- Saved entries

__________________________________________________

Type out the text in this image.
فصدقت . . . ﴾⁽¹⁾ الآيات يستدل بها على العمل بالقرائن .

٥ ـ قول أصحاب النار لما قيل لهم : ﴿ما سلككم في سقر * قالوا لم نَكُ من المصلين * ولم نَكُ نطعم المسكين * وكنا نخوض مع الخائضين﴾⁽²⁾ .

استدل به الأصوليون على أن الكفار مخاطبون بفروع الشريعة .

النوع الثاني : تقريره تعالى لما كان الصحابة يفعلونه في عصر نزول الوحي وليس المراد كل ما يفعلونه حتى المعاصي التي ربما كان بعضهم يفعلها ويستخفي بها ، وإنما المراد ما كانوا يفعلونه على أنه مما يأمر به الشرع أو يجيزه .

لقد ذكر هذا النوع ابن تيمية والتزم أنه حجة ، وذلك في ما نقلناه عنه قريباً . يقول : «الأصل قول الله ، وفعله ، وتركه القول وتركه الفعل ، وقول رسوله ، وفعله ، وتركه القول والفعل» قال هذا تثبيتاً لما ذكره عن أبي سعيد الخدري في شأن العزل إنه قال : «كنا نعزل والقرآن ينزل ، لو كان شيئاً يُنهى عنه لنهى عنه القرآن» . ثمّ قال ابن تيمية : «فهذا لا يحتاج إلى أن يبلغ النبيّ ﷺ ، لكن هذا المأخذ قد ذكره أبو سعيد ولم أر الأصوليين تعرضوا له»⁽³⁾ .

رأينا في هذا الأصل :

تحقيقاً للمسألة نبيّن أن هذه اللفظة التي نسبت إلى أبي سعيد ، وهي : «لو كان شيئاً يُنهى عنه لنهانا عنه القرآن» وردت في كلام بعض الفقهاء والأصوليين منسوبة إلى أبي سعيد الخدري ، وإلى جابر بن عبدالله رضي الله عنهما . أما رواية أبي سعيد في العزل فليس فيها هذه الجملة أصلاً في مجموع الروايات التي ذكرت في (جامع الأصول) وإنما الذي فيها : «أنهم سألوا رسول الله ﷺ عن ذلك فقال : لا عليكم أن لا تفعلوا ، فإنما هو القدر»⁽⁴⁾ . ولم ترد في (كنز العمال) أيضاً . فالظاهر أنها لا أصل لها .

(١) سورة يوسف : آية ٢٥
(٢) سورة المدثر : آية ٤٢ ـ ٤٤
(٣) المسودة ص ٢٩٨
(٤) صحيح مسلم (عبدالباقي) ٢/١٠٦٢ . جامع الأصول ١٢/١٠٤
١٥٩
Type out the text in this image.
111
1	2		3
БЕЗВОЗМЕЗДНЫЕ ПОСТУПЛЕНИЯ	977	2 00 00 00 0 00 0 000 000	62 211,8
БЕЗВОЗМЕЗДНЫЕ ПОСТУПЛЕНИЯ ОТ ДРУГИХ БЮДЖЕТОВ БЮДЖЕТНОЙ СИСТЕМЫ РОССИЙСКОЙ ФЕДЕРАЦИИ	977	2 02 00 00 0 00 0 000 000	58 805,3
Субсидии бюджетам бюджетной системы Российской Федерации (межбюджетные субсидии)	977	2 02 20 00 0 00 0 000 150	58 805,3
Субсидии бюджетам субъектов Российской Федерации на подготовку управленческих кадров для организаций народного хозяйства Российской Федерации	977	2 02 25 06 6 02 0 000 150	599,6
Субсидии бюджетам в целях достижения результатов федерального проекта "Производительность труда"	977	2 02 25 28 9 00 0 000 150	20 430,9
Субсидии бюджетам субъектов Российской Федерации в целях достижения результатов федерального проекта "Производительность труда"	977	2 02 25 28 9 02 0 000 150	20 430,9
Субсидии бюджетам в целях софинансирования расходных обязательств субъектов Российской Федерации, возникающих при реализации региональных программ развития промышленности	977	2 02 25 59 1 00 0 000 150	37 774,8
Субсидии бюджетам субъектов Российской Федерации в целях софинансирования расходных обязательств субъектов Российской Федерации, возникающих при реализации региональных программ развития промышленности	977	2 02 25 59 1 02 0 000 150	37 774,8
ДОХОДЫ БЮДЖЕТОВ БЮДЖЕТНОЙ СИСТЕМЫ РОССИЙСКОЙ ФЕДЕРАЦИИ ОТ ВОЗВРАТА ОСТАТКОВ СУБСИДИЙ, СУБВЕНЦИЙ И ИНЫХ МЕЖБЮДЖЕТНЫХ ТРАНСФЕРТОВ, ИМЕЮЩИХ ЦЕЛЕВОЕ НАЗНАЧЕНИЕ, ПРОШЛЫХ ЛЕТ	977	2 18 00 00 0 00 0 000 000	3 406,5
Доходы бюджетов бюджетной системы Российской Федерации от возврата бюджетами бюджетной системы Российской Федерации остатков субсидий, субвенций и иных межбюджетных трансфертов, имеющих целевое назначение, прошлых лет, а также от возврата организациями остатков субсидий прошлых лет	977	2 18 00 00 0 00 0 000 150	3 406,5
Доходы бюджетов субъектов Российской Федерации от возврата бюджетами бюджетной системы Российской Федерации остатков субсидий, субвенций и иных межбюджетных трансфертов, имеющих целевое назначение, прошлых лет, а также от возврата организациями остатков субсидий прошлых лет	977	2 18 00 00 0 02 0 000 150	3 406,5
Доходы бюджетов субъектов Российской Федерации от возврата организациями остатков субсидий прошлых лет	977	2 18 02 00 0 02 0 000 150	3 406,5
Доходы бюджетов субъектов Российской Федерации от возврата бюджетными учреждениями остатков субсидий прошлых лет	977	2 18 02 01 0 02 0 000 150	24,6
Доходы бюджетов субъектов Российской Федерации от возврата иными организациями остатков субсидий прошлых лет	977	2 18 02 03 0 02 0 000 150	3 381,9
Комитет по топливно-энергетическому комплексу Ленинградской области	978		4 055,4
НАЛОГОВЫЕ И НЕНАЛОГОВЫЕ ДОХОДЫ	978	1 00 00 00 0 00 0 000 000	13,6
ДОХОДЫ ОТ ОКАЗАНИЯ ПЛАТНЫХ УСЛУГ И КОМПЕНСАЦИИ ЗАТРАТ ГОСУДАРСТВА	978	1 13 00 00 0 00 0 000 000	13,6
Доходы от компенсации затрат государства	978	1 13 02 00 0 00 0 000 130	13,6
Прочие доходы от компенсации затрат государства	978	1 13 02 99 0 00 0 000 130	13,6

__________________________________________________

Extract the listing in its entirety, matching it exactly.

- Reply
Type out the text in this image.
فصدقت . . . ﴾⁽¹⁾ الآيات يستدل بها على العمل بالقرائن .

٥ ـ قول أصحاب النار لما قيل لهم : ﴿ما سلككم في سقر * قالوا لم نَكُ من المصلين * ولم نَكُ نطعم المسكين * وكنا نخوض مع الخائضين﴾⁽²⁾ .

استدل به الأصوليون على أن الكفار مخاطبون بفروع الشريعة .

النوع الثاني : تقريره تعالى لما كان الصحابة يفعلونه في عصر نزول الوحي وليس المراد كل ما يفعلونه حتى المعاصي التي ربما كان بعضهم يفعلها ويستخفي بها ، وإنما المراد ما كانوا يفعلونه على أنه مما يأمر به الشرع أو يجيزه .

لقد ذكر هذا النوع ابن تيمية والتزم أنه حجة ، وذلك في ما نقلناه عنه قريباً . يقول : «الأصل قول الله ، وفعله ، وتركه القول وتركه الفعل ، وقول رسوله ، وفعله ، وتركه القول والفعل» قال هذا تثبيتاً لما ذكره عن أبي سعيد الخدري في شأن العزل إنه قال : «كنا نعزل والقرآن ينزل ، لو كان شيئاً يُنهى عنه لنهى عنه القرآن» . ثمّ قال ابن تيمية : «فهذا لا يحتاج إلى أن يبلغ النبيّ ﷺ ، لكن هذا المأخذ قد ذكره أبو سعيد ولم أر الأصوليين تعرضوا له»⁽³⁾ .

رأينا في هذا الأصل :

تحقيقاً للمسألة نبيّن أن هذه اللفظة التي نسبت إلى أبي سعيد ، وهي : «لو كان شيئاً يُنهى عنه لنهانا عنه القرآن» وردت في كلام بعض الفقهاء والأصوليين منسوبة إلى أبي سعيد الخدري ، وإلى جابر بن عبدالله رضي الله عنهما . أما رواية أبي سعيد في العزل فليس فيها هذه الجملة أصلاً في مجموع الروايات التي ذكرت في (جامع الأصول) وإنما الذي فيها : «أنهم سألوا رسول الله ﷺ عن ذلك فقال : لا عليكم أن لا تفعلوا ، فإنما هو القدر»⁽⁴⁾ . ولم ترد في (كنز العمال) أيضاً . فالظاهر أنها لا أصل لها .

(١) سورة يوسف : آية ٢٥
(٢) سورة المدثر : آية ٤٢ ـ ٤٤
(٣) المسودة ص ٢٩٨
(٤) صحيح مسلم (عبدالباقي) ٢/١٠٦٢ . جامع الأصول ١٢/١٠٤
١٥٩
Type out the text in this image.
111
1	2		3
БЕЗВОЗМЕЗДНЫЕ ПОСТУПЛЕНИЯ	977	2 00 00 00 0 00 0 000 000	62 211,8
БЕЗВОЗМЕЗДНЫЕ ПОСТУПЛЕНИЯ ОТ ДРУГИХ БЮДЖЕТОВ БЮДЖЕТНОЙ СИСТЕМЫ РОССИЙСКОЙ ФЕДЕРАЦИИ	977	2 02 00 00 0 00 0 000 000	58 805,3
Субсидии бюджетам бюджетной системы Российской Федерации (межбюджетные субсидии)	977	2 02 20 00 0 00 0 000 150	58 805,3
Субсидии бюджетам субъектов Российской Федерации на подготовку управленческих кадров для организаций народного хозяйства Российской Федерации	977	2 02 25 06 6 02 0 000 150	599,6
Субсидии бюджетам в целях достижения результатов федерального проекта "Производительность труда"	977	2 02 25 28 9 00 0 000 150	20 430,9
Субсидии бюджетам субъектов Российской Федерации в целях достижения результатов федерального проекта "Производительность труда"	977	2 02 25 28 9 02 0 000 150	20 430,9
Субсидии бюджетам в целях софинансирования расходных обязательств субъектов Российской Федерации, возникающих при реализации региональных программ развития промышленности	977	2 02 25 59 1 00 0 000 150	37 774,8
Субсидии бюджетам субъектов Российской Федерации в целях софинансирования расходных обязательств субъектов Российской Федерации, возникающих при реализации региональных программ развития промышленности	977	2 02 25 59 1 02 0 000 150	37 774,8
ДОХОДЫ БЮДЖЕТОВ БЮДЖЕТНОЙ СИСТЕМЫ РОССИЙСКОЙ ФЕДЕРАЦИИ ОТ ВОЗВРАТА ОСТАТКОВ СУБСИДИЙ, СУБВЕНЦИЙ И ИНЫХ МЕЖБЮДЖЕТНЫХ ТРАНСФЕРТОВ, ИМЕЮЩИХ ЦЕЛЕВОЕ НАЗНАЧЕНИЕ, ПРОШЛЫХ ЛЕТ	977	2 18 00 00 0 00 0 000 000	3 406,5
Доходы бюджетов бюджетной системы Российской Федерации от возврата бюджетами бюджетной системы Российской Федерации остатков субсидий, субвенций и иных межбюджетных трансфертов, имеющих целевое назначение, прошлых лет, а также от возврата организациями остатков субсидий прошлых лет	977	2 18 00 00 0 00 0 000 150	3 406,5
Доходы бюджетов субъектов Российской Федерации от возврата бюджетами бюджетной системы Российской Федерации остатков субсидий, субвенций и иных межбюджетных трансфертов, имеющих целевое назначение, прошлых лет, а также от возврата организациями остатков субсидий прошлых лет	977	2 18 00 00 0 02 0 000 150	3 406,5
Доходы бюджетов субъектов Российской Федерации от возврата организациями остатков субсидий прошлых лет	977	2 18 02 00 0 02 0 000 150	3 406,5
Доходы бюджетов субъектов Российской Федерации от возврата бюджетными учреждениями остатков субсидий прошлых лет	977	2 18 02 01 0 02 0 000 150	24,6
Доходы бюджетов субъектов Российской Федерации от возврата иными организациями остатков субсидий прошлых лет	977	2 18 02 03 0 02 0 000 150	3 381,9
Комитет по топливно-энергетическому комплексу Ленинградской области	978		4 055,4
НАЛОГОВЫЕ И НЕНАЛОГОВЫЕ ДОХОДЫ	978	1 00 00 00 0 00 0 000 000	13,6
ДОХОДЫ ОТ ОКАЗАНИЯ ПЛАТНЫХ УСЛУГ И КОМПЕНСАЦИИ ЗАТРАТ ГОСУДАРСТВА	978	1 13 00 00 0 00 0 000 000	13,6
Доходы от компенсации затрат государства	978	1 13 02 00 0 00 0 000 130	13,6
Прочие доходы от компенсации затрат государства	978	1 13 02 99 0 00 0 000 130	13,6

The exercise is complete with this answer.